* **What the exercise asks**: Which lines of the data below include the string "with"? Return each of them.

(Stored entries)
^^^^

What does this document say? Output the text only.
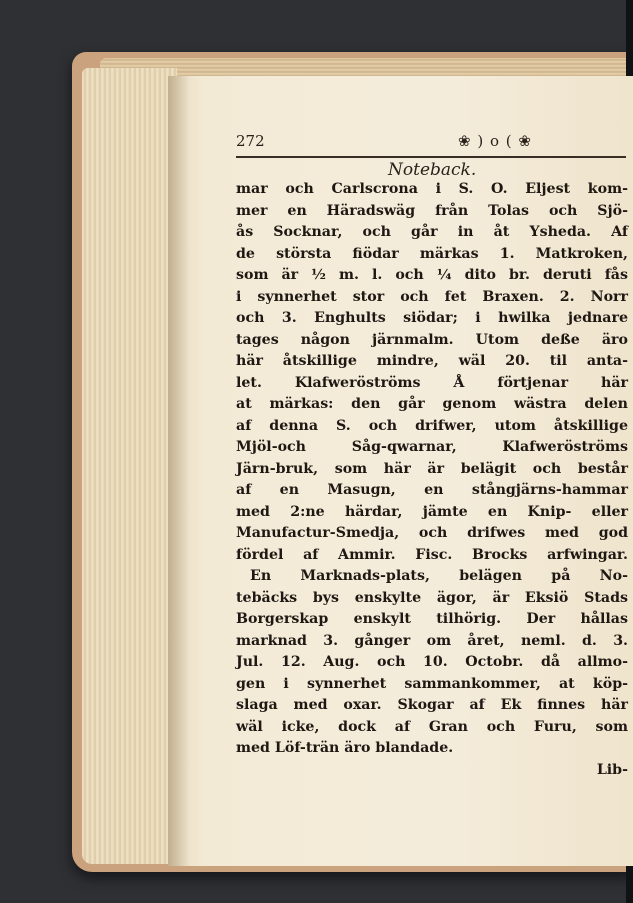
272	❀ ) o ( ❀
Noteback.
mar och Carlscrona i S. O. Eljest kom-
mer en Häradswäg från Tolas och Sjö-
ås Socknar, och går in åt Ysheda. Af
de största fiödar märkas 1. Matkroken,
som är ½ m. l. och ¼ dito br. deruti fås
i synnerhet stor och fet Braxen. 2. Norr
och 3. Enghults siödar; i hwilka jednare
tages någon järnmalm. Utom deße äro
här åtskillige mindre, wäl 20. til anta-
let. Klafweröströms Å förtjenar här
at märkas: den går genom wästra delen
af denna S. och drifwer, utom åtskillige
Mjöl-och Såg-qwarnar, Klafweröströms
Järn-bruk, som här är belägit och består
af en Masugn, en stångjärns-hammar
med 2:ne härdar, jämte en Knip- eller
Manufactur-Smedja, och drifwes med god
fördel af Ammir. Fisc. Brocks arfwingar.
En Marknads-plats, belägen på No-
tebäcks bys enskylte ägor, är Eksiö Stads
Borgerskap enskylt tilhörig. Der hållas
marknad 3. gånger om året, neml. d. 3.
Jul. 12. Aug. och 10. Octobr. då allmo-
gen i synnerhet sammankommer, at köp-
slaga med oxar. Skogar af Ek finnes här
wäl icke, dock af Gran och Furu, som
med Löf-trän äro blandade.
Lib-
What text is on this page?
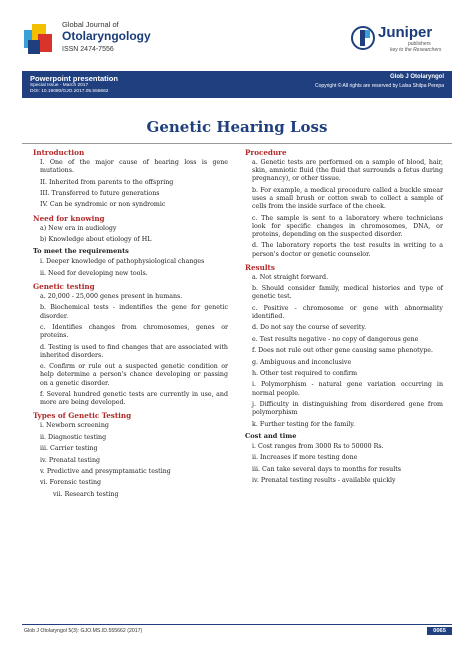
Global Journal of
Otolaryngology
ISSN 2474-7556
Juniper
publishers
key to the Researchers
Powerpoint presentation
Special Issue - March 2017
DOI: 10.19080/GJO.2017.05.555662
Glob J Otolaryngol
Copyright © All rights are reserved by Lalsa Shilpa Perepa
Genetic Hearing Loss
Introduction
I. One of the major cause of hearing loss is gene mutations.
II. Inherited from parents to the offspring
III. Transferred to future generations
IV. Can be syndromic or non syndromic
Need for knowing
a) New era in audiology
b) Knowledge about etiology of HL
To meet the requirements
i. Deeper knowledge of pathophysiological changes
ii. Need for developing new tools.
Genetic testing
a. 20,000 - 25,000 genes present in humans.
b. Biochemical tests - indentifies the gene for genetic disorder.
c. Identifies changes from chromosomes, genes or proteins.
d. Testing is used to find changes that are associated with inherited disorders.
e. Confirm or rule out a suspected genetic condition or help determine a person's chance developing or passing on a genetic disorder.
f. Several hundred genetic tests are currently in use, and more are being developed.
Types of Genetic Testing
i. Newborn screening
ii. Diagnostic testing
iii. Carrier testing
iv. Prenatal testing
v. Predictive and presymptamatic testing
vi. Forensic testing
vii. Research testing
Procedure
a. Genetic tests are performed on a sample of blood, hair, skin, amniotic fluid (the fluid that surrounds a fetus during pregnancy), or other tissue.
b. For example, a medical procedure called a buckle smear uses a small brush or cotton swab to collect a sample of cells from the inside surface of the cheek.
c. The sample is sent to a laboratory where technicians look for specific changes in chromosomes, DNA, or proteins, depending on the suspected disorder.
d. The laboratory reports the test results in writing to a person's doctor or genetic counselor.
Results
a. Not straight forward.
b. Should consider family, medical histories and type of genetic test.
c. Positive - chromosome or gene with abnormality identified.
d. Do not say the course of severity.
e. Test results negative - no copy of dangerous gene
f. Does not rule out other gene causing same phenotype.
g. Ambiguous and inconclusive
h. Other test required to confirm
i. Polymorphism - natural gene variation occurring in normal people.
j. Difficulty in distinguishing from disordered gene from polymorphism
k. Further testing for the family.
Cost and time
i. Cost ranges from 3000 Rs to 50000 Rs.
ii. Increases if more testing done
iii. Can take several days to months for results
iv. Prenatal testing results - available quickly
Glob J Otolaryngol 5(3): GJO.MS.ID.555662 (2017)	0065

^^^^

* **Solution for this exercise**:
d. Testing is used to find changes that are associated with inherited disorders.
c. Positive - chromosome or gene with abnormality identified.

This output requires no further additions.